▸ **Records for this task**
= = =

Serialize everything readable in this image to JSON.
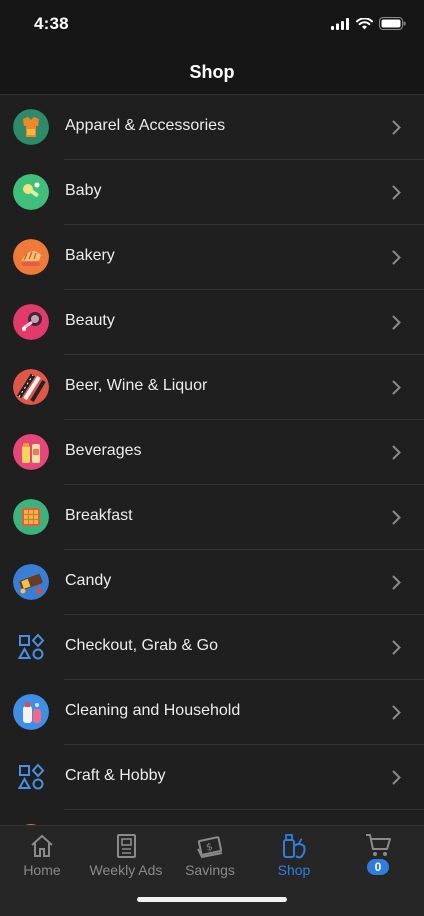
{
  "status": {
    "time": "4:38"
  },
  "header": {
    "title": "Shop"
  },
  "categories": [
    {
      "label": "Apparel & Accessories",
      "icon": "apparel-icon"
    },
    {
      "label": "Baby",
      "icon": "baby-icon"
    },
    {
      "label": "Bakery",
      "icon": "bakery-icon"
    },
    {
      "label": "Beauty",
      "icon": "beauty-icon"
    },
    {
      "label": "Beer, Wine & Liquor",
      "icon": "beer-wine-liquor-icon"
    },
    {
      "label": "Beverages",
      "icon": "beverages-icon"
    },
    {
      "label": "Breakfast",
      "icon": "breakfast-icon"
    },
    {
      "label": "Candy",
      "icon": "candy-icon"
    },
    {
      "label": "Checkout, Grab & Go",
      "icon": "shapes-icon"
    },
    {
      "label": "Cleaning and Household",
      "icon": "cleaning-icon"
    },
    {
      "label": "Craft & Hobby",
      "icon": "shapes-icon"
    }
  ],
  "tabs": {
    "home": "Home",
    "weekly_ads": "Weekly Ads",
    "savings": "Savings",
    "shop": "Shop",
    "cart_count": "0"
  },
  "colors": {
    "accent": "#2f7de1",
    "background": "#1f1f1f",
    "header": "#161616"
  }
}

= = =

▸ **Objective**
Output an exact copy of the material, with the pictures removed.

▸ **The answer**
Serialize everything readable in this image to JSON.
{
  "status": {
    "time": "4:38"
  },
  "header": {
    "title": "Shop"
  },
  "categories": [
    {
      "label": "Apparel & Accessories",
      "icon": "apparel-icon"
    },
    {
      "label": "Baby",
      "icon": "baby-icon"
    },
    {
      "label": "Bakery",
      "icon": "bakery-icon"
    },
    {
      "label": "Beauty",
      "icon": "beauty-icon"
    },
    {
      "label": "Beer, Wine & Liquor",
      "icon": "beer-wine-liquor-icon"
    },
    {
      "label": "Beverages",
      "icon": "beverages-icon"
    },
    {
      "label": "Breakfast",
      "icon": "breakfast-icon"
    },
    {
      "label": "Candy",
      "icon": "candy-icon"
    },
    {
      "label": "Checkout, Grab & Go",
      "icon": "shapes-icon"
    },
    {
      "label": "Cleaning and Household",
      "icon": "cleaning-icon"
    },
    {
      "label": "Craft & Hobby",
      "icon": "shapes-icon"
    }
  ],
  "tabs": {
    "home": "Home",
    "weekly_ads": "Weekly Ads",
    "savings": "Savings",
    "shop": "Shop",
    "cart_count": "0"
  },
  "colors": {
    "accent": "#2f7de1",
    "background": "#1f1f1f",
    "header": "#161616"
  }
}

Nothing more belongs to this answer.